[Short problem] Print every line of the listing exactly, please.

[Raw records]
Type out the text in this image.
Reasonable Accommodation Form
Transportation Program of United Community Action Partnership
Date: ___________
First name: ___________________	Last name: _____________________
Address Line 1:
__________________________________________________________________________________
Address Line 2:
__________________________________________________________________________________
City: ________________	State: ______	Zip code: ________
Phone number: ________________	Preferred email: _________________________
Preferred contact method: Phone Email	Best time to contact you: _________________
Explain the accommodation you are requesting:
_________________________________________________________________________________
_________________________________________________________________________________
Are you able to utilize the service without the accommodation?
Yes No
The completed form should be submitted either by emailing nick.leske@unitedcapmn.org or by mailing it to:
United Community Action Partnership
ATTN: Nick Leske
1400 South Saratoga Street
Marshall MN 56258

[The completed task]
Type out the text in this image.
Reasonable Accommodation Form
Transportation Program of United Community Action Partnership
Date: ___________
First name: ___________________	Last name: _____________________
Address Line 1:
__________________________________________________________________________________
Address Line 2:
__________________________________________________________________________________
City: ________________	State: ______	Zip code: ________
Phone number: ________________	Preferred email: _________________________
Preferred contact method: Phone Email	Best time to contact you: _________________
Explain the accommodation you are requesting:
_________________________________________________________________________________
_________________________________________________________________________________
Are you able to utilize the service without the accommodation?
Yes No
The completed form should be submitted either by emailing nick.leske@unitedcapmn.org or by mailing it to:
United Community Action Partnership
ATTN: Nick Leske
1400 South Saratoga Street
Marshall MN 56258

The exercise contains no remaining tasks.